#### Written task
Tally the lines in the records underneath that contain the string "color", and state the figure by itself.

─── Records

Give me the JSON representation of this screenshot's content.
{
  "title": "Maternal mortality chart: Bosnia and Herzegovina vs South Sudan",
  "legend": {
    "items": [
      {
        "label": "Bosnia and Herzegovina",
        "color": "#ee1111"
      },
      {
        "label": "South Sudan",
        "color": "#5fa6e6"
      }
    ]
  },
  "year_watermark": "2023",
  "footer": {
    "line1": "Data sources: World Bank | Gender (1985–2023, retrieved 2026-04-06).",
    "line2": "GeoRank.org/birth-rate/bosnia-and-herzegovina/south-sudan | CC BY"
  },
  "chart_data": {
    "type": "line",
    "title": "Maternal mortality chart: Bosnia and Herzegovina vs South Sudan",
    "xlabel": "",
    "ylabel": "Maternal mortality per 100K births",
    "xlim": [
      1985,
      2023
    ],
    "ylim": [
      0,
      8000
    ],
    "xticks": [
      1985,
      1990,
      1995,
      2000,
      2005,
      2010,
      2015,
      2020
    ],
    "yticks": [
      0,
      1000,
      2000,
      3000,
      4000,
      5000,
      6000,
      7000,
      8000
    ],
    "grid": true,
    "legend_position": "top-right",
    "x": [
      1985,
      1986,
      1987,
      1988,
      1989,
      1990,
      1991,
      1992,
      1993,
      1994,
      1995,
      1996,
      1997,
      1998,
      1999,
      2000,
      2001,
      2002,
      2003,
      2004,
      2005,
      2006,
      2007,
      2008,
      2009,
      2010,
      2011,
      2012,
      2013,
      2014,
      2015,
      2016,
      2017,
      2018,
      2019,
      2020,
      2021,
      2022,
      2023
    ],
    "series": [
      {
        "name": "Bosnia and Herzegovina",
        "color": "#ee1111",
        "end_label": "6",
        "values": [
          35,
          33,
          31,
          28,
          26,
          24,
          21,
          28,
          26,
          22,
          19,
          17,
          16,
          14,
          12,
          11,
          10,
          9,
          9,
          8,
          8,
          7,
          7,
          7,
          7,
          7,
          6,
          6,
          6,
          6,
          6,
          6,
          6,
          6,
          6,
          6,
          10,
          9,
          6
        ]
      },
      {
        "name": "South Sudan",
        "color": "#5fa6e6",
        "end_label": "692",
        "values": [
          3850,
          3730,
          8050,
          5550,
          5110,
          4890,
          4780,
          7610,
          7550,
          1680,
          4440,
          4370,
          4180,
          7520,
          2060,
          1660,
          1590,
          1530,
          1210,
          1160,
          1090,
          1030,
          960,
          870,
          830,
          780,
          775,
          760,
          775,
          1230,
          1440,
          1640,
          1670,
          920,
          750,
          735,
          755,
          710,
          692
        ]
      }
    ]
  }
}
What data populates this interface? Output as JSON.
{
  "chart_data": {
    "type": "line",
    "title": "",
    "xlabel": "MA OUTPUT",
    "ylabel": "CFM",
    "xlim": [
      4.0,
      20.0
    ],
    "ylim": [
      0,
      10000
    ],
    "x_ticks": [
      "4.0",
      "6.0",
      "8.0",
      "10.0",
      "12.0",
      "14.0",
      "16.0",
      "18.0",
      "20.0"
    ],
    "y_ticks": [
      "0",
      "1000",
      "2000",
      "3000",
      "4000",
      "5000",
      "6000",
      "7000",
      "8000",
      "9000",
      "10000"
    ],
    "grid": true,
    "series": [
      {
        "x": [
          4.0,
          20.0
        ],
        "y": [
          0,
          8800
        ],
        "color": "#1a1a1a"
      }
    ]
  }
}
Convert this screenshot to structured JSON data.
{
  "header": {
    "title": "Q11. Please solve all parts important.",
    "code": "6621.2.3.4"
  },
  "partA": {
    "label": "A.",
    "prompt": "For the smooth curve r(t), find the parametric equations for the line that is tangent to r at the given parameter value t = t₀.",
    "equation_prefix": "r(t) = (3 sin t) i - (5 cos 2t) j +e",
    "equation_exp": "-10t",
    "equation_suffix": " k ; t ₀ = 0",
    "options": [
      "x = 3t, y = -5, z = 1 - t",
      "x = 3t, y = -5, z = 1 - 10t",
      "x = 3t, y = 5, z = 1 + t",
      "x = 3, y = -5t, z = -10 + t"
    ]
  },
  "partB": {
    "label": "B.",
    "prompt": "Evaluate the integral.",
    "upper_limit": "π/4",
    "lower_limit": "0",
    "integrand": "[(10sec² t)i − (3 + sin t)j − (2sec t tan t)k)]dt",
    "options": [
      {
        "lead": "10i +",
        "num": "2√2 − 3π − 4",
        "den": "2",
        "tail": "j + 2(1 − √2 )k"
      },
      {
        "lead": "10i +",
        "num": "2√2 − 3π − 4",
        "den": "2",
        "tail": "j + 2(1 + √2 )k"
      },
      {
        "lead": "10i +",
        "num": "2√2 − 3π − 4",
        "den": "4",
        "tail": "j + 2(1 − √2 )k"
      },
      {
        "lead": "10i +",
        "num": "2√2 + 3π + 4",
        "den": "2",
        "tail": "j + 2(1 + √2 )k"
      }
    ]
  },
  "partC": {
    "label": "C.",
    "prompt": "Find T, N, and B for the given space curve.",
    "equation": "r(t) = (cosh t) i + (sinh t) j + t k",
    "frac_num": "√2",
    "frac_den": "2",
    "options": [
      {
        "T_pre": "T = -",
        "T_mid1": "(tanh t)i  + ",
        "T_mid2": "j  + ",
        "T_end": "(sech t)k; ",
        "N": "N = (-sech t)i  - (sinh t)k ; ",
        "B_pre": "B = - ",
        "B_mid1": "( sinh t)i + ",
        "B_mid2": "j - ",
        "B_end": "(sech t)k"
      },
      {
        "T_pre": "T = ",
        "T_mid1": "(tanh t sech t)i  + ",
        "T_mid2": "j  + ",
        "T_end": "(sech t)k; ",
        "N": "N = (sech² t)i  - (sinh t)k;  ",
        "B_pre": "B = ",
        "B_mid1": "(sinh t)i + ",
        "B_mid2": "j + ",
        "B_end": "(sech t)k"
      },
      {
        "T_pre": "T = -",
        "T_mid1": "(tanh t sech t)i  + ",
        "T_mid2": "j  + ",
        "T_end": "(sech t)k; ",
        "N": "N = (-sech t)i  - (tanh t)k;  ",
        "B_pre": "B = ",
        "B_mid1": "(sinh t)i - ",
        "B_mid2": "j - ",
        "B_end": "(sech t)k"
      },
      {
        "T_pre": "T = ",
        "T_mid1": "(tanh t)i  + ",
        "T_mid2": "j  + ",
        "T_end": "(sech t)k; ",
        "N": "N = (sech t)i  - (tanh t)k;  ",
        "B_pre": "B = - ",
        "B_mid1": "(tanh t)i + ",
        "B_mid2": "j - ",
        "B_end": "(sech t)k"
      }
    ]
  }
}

──────

#### Written solution
5